## [Job]
Copy every line in which the string "valor" occurs.

## [The data]
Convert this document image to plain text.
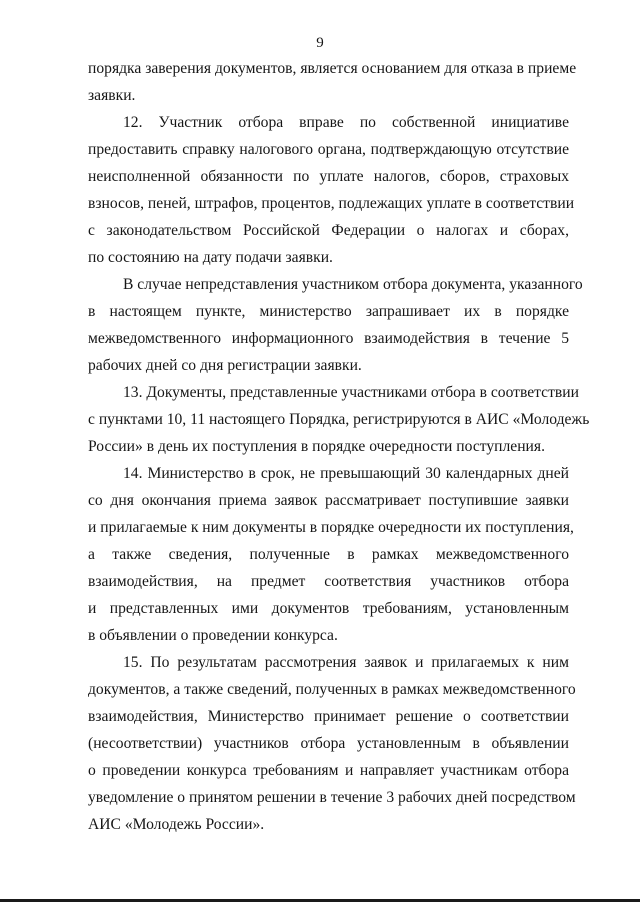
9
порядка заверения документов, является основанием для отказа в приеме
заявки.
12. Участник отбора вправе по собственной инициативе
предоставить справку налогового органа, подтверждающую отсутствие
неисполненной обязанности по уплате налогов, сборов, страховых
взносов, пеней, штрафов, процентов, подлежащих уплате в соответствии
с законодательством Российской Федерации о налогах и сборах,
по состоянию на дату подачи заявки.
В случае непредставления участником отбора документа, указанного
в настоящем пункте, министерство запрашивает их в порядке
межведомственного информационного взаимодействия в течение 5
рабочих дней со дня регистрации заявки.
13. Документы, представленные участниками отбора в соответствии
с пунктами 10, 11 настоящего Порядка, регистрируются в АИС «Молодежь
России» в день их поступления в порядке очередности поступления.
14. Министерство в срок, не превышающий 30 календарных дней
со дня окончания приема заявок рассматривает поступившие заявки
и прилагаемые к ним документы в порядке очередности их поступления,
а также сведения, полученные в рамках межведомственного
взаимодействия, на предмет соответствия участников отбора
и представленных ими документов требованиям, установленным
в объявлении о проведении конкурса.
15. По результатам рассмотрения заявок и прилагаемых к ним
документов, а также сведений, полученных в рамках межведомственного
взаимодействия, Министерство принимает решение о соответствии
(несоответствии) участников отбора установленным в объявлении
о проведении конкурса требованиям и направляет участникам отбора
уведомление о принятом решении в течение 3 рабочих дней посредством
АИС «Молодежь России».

==

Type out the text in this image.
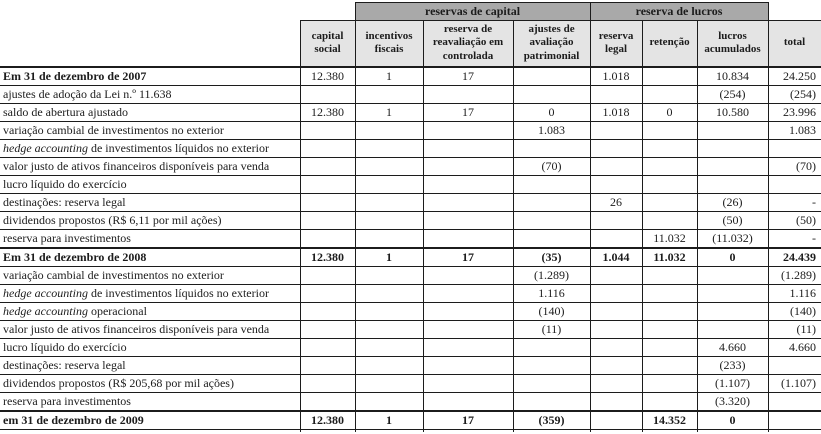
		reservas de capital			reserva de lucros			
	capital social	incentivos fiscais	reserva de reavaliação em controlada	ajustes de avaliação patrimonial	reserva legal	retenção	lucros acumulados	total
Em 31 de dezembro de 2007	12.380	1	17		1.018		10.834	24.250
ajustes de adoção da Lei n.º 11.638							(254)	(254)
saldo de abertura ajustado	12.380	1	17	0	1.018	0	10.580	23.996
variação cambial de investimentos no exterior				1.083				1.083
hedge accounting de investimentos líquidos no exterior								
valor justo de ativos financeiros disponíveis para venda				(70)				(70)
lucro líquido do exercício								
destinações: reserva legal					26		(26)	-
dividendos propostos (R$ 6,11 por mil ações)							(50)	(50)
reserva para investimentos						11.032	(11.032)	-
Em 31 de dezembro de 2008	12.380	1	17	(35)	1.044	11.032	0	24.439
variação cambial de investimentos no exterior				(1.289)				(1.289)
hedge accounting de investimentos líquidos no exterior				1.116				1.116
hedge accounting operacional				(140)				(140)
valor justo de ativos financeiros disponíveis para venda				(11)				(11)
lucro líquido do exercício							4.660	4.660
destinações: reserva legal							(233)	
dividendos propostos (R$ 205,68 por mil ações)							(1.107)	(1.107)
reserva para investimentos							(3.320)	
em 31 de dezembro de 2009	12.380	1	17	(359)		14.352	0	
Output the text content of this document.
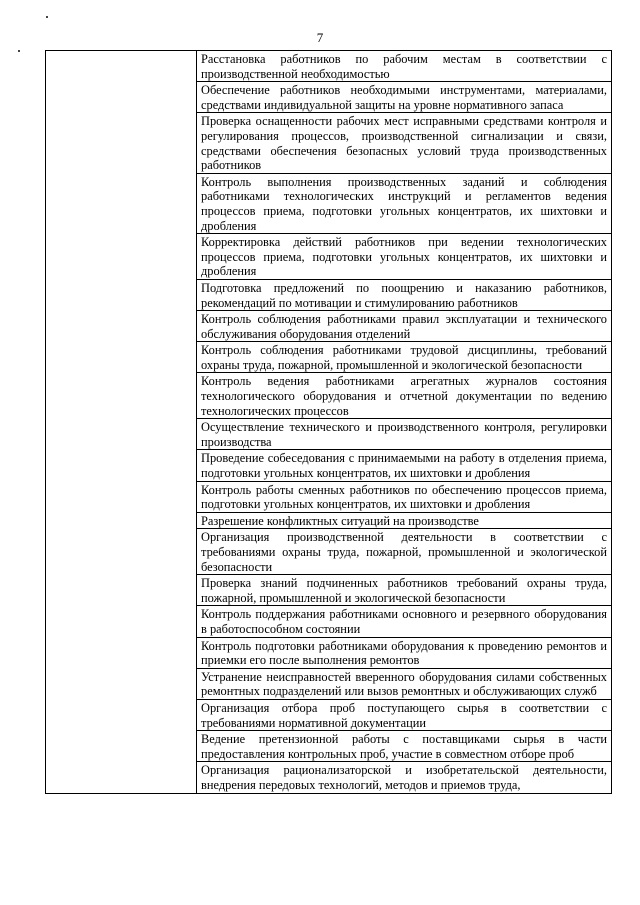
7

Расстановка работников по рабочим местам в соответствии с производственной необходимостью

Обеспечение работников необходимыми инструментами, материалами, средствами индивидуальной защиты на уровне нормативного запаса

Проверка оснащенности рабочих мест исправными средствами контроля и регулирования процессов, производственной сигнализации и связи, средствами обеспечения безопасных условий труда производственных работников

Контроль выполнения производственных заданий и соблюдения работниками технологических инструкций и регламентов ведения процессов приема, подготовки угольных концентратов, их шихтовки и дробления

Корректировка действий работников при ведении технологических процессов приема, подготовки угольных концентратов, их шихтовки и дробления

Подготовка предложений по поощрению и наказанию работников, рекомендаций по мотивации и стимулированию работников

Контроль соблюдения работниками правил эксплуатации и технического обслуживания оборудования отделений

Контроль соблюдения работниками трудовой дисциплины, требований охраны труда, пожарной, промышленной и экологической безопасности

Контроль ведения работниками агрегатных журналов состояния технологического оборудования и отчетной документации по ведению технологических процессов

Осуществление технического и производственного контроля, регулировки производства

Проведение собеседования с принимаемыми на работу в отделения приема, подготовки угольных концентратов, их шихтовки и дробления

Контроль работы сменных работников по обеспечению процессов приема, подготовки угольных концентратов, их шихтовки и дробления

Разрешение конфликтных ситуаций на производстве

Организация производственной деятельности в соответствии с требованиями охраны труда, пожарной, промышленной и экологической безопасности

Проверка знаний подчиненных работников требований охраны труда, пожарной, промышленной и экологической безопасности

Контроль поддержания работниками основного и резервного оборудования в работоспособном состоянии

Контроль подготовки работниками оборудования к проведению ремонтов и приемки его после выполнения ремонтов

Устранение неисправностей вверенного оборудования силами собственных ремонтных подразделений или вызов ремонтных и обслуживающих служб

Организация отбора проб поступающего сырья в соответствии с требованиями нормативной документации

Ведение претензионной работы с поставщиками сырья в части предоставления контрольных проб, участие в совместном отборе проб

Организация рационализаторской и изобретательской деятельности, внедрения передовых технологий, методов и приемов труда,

## [Expected output]
valor justo de ativos financeiros disponíveis para venda				(70)				(70)
valor justo de ativos financeiros disponíveis para venda				(11)				(11)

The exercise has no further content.